- [Task details]: Reproduce the records below in full and exactly, without their images.

- [Raw data]:
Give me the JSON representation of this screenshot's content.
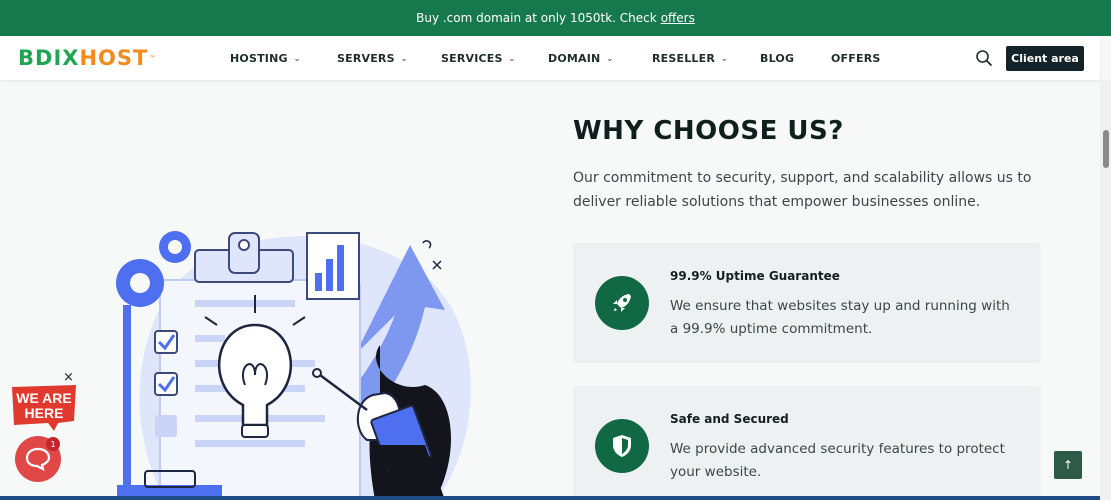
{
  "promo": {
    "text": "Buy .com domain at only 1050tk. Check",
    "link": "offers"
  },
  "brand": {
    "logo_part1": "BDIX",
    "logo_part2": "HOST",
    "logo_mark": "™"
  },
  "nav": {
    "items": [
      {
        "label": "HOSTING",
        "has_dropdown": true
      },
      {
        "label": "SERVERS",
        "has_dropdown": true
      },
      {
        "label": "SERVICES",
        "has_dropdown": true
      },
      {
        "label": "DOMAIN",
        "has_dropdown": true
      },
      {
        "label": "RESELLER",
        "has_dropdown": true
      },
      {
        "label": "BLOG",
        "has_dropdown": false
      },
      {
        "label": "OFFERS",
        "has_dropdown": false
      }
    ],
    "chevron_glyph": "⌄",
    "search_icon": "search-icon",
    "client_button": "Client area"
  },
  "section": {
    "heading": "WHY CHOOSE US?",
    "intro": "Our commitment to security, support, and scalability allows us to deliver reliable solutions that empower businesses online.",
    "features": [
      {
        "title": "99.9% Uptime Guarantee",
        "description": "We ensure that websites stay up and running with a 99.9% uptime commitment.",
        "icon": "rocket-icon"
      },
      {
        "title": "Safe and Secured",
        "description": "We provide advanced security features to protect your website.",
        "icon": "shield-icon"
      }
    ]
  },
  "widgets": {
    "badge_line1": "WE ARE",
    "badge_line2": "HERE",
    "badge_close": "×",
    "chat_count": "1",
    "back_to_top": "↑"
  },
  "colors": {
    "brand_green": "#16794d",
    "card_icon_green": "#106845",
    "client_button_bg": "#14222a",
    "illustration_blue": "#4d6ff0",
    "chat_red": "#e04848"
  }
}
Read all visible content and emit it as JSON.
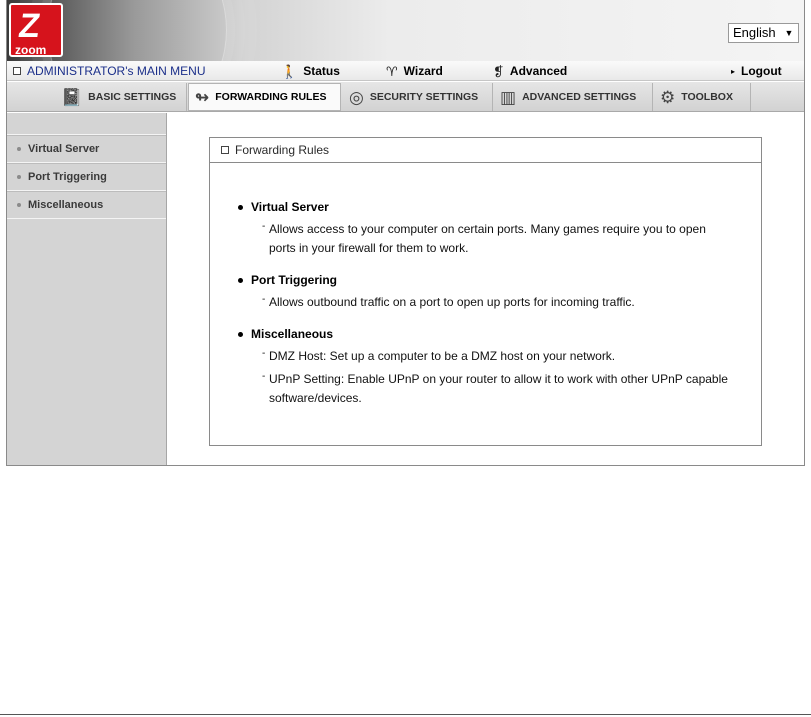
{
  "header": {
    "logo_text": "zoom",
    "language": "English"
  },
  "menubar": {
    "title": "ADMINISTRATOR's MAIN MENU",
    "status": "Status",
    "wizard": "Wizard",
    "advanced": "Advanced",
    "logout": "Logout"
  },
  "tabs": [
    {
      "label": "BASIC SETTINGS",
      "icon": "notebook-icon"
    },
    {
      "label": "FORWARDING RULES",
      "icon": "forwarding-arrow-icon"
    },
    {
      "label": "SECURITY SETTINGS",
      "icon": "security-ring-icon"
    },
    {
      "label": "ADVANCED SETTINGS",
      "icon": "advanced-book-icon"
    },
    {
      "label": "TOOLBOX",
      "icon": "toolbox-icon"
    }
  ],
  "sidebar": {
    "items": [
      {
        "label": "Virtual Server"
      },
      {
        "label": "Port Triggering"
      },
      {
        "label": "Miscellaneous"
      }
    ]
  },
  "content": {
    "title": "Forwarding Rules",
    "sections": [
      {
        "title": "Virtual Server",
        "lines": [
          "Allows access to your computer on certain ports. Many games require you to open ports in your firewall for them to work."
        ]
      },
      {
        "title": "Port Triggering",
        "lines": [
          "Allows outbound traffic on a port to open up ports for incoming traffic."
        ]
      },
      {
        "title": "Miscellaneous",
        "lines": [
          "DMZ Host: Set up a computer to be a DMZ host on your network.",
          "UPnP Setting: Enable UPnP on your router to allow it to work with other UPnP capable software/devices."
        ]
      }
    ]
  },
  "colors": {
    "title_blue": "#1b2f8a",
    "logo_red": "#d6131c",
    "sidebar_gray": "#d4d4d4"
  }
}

- [Solution to this problem]:
Give me the JSON representation of this screenshot's content.
{
  "promo": {
    "text": "Buy .com domain at only 1050tk. Check",
    "link": "offers"
  },
  "brand": {
    "logo_part1": "BDIX",
    "logo_part2": "HOST",
    "logo_mark": "™"
  },
  "nav": {
    "items": [
      {
        "label": "HOSTING",
        "has_dropdown": true
      },
      {
        "label": "SERVERS",
        "has_dropdown": true
      },
      {
        "label": "SERVICES",
        "has_dropdown": true
      },
      {
        "label": "DOMAIN",
        "has_dropdown": true
      },
      {
        "label": "RESELLER",
        "has_dropdown": true
      },
      {
        "label": "BLOG",
        "has_dropdown": false
      },
      {
        "label": "OFFERS",
        "has_dropdown": false
      }
    ],
    "chevron_glyph": "⌄",
    "search_icon": "search-icon",
    "client_button": "Client area"
  },
  "section": {
    "heading": "WHY CHOOSE US?",
    "intro": "Our commitment to security, support, and scalability allows us to deliver reliable solutions that empower businesses online.",
    "features": [
      {
        "title": "99.9% Uptime Guarantee",
        "description": "We ensure that websites stay up and running with a 99.9% uptime commitment.",
        "icon": "rocket-icon"
      },
      {
        "title": "Safe and Secured",
        "description": "We provide advanced security features to protect your website.",
        "icon": "shield-icon"
      }
    ]
  },
  "widgets": {
    "badge_line1": "WE ARE",
    "badge_line2": "HERE",
    "badge_close": "×",
    "chat_count": "1",
    "back_to_top": "↑"
  },
  "colors": {
    "brand_green": "#16794d",
    "card_icon_green": "#106845",
    "client_button_bg": "#14222a",
    "illustration_blue": "#4d6ff0",
    "chat_red": "#e04848"
  }
}
Read all visible content and emit it as JSON.
{
  "header": {
    "logo_text": "zoom",
    "language": "English"
  },
  "menubar": {
    "title": "ADMINISTRATOR's MAIN MENU",
    "status": "Status",
    "wizard": "Wizard",
    "advanced": "Advanced",
    "logout": "Logout"
  },
  "tabs": [
    {
      "label": "BASIC SETTINGS",
      "icon": "notebook-icon"
    },
    {
      "label": "FORWARDING RULES",
      "icon": "forwarding-arrow-icon"
    },
    {
      "label": "SECURITY SETTINGS",
      "icon": "security-ring-icon"
    },
    {
      "label": "ADVANCED SETTINGS",
      "icon": "advanced-book-icon"
    },
    {
      "label": "TOOLBOX",
      "icon": "toolbox-icon"
    }
  ],
  "sidebar": {
    "items": [
      {
        "label": "Virtual Server"
      },
      {
        "label": "Port Triggering"
      },
      {
        "label": "Miscellaneous"
      }
    ]
  },
  "content": {
    "title": "Forwarding Rules",
    "sections": [
      {
        "title": "Virtual Server",
        "lines": [
          "Allows access to your computer on certain ports. Many games require you to open ports in your firewall for them to work."
        ]
      },
      {
        "title": "Port Triggering",
        "lines": [
          "Allows outbound traffic on a port to open up ports for incoming traffic."
        ]
      },
      {
        "title": "Miscellaneous",
        "lines": [
          "DMZ Host: Set up a computer to be a DMZ host on your network.",
          "UPnP Setting: Enable UPnP on your router to allow it to work with other UPnP capable software/devices."
        ]
      }
    ]
  },
  "colors": {
    "title_blue": "#1b2f8a",
    "logo_red": "#d6131c",
    "sidebar_gray": "#d4d4d4"
  }
}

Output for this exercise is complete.